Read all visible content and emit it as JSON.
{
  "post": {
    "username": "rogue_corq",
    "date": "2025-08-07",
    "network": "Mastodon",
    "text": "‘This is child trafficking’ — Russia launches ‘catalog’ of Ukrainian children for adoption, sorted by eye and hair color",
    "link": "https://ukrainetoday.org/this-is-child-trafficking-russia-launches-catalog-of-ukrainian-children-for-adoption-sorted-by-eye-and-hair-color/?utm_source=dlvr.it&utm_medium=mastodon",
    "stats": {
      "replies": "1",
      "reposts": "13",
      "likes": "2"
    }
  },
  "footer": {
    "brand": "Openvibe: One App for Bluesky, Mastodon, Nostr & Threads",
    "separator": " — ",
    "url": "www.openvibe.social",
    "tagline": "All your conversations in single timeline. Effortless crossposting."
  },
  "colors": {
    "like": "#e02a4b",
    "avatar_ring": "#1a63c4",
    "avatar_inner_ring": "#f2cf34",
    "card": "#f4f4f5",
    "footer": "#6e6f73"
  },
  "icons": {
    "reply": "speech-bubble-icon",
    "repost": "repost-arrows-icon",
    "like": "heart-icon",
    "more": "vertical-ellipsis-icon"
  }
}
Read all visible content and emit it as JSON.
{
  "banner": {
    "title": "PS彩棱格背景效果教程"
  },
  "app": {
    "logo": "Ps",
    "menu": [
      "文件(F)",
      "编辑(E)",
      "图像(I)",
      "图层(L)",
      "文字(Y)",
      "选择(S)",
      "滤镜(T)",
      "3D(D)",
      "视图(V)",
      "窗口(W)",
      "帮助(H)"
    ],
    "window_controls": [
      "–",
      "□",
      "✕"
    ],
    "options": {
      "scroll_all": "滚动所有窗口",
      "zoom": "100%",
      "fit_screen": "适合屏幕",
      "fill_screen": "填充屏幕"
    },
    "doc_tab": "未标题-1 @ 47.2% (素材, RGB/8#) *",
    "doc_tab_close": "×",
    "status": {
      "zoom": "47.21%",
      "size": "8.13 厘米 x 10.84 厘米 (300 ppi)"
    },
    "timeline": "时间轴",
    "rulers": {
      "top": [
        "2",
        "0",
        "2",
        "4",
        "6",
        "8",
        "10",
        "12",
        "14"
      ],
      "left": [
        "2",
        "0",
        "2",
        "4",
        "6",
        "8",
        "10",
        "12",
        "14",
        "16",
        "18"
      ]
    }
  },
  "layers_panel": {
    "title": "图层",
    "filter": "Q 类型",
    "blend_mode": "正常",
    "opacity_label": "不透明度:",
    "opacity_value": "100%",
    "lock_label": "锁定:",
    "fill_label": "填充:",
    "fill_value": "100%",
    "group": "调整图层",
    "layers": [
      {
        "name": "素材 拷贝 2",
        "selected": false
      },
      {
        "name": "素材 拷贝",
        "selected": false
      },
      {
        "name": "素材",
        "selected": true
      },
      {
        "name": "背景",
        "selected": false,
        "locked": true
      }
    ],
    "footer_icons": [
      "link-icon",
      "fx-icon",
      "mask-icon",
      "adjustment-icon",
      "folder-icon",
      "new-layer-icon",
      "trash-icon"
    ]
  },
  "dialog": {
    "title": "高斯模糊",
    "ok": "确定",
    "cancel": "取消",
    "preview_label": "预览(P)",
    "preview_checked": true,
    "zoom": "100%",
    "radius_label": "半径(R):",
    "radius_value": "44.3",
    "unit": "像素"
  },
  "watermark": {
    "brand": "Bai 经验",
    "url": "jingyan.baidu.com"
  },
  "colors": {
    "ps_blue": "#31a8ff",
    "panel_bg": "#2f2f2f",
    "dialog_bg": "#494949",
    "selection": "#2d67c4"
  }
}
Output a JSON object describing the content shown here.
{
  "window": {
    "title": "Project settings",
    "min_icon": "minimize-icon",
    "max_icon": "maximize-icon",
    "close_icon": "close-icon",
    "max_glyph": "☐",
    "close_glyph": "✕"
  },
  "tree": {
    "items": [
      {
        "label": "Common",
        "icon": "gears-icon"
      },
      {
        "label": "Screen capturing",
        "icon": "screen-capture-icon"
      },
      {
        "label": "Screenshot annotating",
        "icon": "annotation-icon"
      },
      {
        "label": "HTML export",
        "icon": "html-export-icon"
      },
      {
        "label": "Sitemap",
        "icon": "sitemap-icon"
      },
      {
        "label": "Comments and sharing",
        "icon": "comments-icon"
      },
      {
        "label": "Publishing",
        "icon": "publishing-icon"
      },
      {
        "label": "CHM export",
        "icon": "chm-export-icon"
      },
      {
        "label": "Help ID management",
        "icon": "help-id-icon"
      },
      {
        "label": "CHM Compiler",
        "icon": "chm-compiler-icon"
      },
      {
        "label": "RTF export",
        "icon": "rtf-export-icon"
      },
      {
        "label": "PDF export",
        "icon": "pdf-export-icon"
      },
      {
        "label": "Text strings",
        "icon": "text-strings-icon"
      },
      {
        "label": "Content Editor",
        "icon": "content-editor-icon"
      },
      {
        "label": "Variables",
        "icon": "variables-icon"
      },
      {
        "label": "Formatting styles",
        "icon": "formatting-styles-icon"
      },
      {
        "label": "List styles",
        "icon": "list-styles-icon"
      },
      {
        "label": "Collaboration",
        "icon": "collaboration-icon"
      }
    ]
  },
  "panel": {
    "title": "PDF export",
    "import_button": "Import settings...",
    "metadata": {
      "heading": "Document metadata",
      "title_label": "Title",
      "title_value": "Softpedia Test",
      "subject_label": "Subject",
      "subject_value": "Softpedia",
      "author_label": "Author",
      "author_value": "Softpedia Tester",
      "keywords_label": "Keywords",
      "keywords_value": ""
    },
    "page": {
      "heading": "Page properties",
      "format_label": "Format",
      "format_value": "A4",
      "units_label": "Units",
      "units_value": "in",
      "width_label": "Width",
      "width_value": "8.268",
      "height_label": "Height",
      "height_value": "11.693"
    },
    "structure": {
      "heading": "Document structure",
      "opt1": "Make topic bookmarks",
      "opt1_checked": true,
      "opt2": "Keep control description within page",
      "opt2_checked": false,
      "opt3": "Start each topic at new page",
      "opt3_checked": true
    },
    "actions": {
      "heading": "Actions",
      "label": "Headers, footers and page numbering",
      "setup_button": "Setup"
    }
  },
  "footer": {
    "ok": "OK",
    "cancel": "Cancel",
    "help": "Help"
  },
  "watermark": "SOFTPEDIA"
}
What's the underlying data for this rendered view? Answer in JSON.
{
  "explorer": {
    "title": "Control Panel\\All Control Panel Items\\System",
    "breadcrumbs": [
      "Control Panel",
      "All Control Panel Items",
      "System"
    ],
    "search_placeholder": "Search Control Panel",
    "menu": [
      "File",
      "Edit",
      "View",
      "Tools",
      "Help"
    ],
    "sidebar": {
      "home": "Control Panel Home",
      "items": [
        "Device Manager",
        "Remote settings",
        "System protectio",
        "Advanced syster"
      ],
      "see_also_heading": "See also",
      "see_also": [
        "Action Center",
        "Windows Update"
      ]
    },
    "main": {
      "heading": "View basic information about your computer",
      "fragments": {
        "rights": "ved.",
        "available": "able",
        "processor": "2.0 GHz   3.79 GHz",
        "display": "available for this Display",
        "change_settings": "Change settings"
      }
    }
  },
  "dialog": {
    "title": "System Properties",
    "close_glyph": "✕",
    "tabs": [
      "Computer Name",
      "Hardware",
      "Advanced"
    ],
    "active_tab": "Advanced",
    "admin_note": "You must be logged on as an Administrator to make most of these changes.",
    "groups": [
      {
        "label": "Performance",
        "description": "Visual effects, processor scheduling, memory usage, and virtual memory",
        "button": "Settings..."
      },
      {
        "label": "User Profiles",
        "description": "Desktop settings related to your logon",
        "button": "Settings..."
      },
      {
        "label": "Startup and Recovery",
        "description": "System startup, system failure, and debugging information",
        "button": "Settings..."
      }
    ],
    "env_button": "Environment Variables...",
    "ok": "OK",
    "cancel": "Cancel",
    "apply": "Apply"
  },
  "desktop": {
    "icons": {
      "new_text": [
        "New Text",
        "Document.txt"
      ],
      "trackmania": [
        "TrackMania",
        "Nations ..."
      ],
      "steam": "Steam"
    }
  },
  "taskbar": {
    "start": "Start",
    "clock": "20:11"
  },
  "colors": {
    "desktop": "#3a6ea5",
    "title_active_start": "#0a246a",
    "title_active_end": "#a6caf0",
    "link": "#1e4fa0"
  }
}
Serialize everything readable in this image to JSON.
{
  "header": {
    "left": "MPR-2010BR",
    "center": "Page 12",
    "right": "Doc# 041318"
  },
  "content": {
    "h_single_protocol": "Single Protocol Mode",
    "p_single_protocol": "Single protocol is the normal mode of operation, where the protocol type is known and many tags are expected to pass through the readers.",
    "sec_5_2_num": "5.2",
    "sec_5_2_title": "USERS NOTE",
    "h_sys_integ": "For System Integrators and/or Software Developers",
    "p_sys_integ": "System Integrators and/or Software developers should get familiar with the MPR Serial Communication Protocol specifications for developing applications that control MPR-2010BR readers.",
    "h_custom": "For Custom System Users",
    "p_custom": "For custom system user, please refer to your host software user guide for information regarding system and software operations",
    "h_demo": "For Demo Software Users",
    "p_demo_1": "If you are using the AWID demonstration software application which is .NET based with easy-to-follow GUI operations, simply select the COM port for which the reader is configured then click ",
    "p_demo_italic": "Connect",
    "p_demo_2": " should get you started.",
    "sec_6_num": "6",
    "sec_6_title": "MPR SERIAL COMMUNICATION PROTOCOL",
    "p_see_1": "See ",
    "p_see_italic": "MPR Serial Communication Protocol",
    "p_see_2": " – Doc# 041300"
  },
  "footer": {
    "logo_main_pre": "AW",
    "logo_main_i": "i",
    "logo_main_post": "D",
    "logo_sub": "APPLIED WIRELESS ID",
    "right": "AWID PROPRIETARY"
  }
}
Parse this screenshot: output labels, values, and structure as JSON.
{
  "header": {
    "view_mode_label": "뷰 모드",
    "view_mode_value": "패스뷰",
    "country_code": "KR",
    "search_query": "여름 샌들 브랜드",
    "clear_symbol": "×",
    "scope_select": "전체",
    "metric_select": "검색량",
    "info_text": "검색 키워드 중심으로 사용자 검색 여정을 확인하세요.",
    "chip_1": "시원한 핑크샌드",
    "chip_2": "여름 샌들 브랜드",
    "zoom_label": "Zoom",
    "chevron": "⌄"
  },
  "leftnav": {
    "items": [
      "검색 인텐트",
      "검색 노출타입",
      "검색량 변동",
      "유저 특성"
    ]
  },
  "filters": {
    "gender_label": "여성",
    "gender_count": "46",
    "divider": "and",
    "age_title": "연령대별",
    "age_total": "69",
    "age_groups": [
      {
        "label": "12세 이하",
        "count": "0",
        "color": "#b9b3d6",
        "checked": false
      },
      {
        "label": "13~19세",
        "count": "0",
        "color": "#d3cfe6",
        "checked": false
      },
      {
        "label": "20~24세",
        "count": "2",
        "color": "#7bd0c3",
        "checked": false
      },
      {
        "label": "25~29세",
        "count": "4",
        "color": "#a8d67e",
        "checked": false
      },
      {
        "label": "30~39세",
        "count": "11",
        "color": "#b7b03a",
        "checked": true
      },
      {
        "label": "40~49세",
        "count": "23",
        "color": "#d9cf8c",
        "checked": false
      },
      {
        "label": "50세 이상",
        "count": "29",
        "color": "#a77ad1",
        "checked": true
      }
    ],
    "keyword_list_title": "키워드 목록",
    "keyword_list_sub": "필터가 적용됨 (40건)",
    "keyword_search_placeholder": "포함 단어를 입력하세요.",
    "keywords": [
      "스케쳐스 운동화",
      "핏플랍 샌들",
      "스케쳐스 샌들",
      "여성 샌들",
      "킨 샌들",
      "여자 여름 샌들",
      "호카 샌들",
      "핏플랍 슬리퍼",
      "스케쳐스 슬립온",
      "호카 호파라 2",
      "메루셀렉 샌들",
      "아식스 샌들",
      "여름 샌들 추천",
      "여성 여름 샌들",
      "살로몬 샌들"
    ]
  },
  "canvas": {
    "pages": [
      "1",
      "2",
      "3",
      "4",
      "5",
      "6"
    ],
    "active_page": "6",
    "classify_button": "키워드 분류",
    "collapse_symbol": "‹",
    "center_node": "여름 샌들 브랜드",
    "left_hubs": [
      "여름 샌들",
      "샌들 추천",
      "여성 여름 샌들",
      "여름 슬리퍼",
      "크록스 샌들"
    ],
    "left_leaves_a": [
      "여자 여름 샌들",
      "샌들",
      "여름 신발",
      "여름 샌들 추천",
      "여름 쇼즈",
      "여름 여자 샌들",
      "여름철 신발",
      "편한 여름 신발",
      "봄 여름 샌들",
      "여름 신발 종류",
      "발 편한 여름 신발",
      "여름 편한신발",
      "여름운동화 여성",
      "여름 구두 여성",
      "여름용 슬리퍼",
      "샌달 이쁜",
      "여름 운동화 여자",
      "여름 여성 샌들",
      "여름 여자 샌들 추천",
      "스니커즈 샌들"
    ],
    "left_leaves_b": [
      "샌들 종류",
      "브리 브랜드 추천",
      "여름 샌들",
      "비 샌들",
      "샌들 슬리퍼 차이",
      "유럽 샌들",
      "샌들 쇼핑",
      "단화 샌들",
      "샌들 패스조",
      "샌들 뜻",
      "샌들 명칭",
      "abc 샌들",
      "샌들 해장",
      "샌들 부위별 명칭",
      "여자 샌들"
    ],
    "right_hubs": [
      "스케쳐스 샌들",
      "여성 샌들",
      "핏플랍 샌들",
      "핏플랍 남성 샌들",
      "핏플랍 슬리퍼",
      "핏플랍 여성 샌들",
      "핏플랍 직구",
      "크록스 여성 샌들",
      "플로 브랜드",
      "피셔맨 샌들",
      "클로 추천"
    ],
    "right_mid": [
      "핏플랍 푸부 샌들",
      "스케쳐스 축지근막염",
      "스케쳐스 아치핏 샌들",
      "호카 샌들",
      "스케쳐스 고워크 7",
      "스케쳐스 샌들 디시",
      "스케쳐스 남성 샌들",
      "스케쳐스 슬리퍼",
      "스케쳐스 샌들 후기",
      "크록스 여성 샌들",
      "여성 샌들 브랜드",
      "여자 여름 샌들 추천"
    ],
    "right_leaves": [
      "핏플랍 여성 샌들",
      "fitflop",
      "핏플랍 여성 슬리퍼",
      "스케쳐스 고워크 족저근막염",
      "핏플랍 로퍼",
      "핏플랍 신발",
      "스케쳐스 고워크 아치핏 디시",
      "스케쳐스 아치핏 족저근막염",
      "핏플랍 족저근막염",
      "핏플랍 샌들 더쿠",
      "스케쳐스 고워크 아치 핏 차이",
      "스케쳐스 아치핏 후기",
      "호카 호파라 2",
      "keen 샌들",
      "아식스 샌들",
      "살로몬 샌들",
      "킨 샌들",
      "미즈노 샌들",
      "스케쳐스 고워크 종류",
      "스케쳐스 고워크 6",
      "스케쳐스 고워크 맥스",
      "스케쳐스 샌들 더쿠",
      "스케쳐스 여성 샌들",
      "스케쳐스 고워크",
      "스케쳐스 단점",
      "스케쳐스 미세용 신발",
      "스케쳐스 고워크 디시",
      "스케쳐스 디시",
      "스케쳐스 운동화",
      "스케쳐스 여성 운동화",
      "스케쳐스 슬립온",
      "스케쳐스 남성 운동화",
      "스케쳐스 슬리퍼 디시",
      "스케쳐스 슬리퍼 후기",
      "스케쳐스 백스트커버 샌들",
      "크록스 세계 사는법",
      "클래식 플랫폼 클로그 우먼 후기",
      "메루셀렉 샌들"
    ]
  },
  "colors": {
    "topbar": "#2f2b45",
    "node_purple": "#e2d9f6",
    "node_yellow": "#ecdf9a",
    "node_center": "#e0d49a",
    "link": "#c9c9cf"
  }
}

§ Exercise details:
Using the material above, gather every line that includes "export".

§ Exercise answer:
        "label": "HTML export",
        "icon": "html-export-icon"
        "label": "CHM export",
        "icon": "chm-export-icon"
        "label": "RTF export",
        "icon": "rtf-export-icon"
        "label": "PDF export",
        "icon": "pdf-export-icon"
    "title": "PDF export",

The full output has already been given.